-- Begin Provided data --

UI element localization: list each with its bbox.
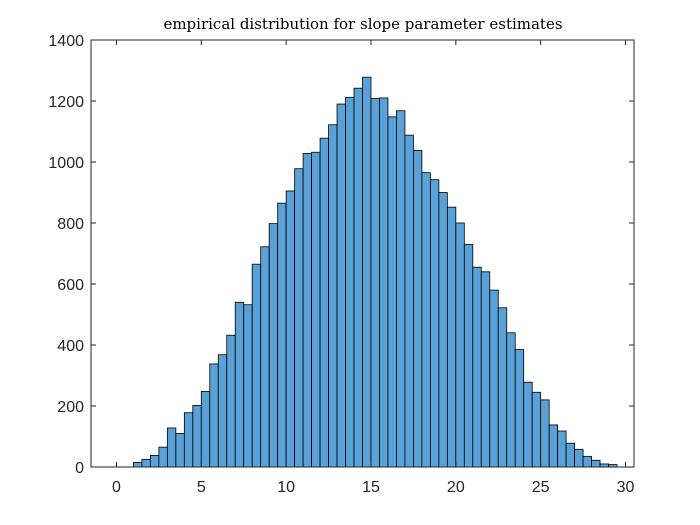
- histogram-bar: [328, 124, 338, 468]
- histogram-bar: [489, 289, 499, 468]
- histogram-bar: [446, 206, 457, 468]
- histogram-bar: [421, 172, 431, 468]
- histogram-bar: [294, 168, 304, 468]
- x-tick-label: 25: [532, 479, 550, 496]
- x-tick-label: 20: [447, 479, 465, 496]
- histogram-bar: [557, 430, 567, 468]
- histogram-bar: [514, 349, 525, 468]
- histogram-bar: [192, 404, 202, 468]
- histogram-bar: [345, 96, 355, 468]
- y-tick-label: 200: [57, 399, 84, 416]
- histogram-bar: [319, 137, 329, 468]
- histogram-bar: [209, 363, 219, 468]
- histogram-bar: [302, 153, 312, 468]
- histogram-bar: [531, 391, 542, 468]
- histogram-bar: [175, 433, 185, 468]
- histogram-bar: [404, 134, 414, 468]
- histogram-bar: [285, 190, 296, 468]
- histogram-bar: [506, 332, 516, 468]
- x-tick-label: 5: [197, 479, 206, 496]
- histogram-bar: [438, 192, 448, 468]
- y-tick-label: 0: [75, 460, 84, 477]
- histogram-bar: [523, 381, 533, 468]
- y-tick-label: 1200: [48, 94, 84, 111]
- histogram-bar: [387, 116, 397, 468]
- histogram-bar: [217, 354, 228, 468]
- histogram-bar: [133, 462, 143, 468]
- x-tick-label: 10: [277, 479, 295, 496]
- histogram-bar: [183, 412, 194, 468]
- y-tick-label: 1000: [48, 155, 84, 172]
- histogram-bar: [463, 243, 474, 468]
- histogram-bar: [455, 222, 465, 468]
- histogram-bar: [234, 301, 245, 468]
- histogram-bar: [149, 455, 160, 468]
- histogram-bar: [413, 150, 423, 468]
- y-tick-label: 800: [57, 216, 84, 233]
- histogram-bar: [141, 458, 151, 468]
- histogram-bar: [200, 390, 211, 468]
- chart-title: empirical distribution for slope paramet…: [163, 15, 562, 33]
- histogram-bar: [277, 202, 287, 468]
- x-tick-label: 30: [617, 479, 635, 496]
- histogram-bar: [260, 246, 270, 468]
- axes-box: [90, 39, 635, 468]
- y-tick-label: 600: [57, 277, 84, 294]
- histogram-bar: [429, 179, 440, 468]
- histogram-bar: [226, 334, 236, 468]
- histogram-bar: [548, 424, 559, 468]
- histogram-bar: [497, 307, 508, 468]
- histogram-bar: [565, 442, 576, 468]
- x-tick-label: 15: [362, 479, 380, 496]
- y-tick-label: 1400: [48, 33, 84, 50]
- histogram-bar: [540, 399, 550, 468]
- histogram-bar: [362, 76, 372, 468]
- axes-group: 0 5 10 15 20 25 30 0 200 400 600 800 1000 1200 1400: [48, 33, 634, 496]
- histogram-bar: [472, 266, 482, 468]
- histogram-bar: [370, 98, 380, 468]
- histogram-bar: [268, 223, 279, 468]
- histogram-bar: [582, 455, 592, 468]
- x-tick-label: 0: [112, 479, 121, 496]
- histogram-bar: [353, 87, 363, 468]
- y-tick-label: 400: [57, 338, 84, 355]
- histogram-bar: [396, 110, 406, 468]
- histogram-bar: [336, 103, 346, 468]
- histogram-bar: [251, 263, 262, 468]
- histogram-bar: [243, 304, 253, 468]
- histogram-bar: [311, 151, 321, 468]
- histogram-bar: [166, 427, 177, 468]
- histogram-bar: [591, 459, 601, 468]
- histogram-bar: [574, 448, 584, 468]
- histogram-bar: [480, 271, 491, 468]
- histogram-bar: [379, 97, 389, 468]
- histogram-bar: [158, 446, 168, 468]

-- End Provided data --
-- Begin Provided data --

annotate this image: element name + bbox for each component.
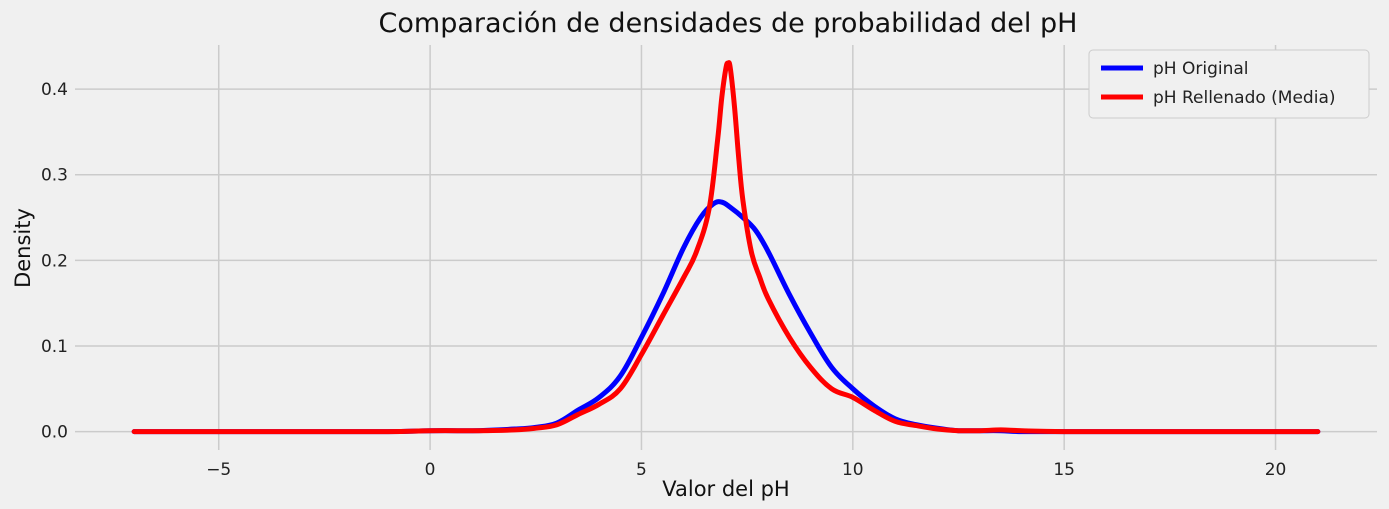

-- End Provided data --

* _Problem description_
In the lines from the one containing "UI element localization: list" through the one containing "- histogram-bar: [192, 404, 202, 468]", inclusive, switch "histogram-bar" to "bar" and give those lines again with nothing else changed. Leave the pictures out.

* _Solution for this task_
UI element localization: list each with its bbox.
- bar: [328, 124, 338, 468]
- bar: [489, 289, 499, 468]
- bar: [446, 206, 457, 468]
- bar: [421, 172, 431, 468]
- bar: [294, 168, 304, 468]
- x-tick-label: 25: [532, 479, 550, 496]
- x-tick-label: 20: [447, 479, 465, 496]
- bar: [557, 430, 567, 468]
- bar: [514, 349, 525, 468]
- bar: [192, 404, 202, 468]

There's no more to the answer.